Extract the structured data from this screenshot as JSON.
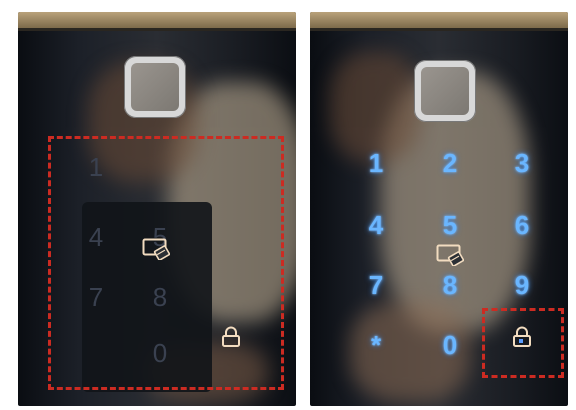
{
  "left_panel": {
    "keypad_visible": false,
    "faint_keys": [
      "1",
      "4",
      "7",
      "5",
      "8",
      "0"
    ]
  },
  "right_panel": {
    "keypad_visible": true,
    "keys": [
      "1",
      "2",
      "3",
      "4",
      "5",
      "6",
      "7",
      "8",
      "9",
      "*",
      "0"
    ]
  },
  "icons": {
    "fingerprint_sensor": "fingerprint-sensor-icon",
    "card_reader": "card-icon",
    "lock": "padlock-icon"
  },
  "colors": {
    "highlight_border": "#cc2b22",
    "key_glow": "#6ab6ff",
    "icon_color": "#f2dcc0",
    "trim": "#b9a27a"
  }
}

━━━━━━━━━━━━━━━━━━━━━━━━━━━━━━

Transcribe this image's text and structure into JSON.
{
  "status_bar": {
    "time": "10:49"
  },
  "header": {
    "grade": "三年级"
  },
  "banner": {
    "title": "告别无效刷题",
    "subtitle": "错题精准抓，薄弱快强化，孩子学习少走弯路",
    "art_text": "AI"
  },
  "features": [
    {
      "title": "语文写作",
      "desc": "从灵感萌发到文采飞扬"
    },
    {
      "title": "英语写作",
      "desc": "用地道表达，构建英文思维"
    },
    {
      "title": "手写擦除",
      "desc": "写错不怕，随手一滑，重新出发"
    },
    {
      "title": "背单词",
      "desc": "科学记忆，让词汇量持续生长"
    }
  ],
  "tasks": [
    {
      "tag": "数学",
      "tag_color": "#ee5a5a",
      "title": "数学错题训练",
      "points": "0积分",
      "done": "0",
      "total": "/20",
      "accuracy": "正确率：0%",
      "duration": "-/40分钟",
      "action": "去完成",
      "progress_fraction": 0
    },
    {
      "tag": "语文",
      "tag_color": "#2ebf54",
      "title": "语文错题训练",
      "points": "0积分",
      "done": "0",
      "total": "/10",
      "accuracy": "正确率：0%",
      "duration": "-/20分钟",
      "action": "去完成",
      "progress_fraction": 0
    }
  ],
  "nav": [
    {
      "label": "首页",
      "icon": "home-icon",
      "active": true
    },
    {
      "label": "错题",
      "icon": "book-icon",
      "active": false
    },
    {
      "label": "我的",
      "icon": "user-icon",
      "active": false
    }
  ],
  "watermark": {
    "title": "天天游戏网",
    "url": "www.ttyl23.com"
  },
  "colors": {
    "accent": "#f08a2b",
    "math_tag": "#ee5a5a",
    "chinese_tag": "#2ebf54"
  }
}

━━━━━━━━━━━━━━━━━━━━━━━━━━━━━━

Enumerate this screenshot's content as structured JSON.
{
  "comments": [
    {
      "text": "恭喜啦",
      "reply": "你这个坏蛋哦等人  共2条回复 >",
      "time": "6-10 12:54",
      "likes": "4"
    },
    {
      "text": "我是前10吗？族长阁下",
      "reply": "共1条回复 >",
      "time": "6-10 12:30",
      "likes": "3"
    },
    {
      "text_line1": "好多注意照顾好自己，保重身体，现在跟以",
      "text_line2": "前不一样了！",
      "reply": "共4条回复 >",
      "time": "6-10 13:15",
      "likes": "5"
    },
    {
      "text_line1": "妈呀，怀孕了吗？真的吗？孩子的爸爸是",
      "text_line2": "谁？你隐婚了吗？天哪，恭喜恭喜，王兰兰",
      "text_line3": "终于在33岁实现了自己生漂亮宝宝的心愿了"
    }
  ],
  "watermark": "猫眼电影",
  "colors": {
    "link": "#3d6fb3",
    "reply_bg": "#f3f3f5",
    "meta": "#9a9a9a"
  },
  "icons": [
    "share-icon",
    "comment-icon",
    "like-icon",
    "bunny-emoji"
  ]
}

━━━━━━━━━━━━━━━━━━━━━━━━━━━━━━

* PROBLEM TO WORK ON: Track down every line with the word "screenshot" and copy it.

* RESULT OF THE TASK:
Extract the structured data from this screenshot as JSON.
Enumerate this screenshot's content as structured JSON.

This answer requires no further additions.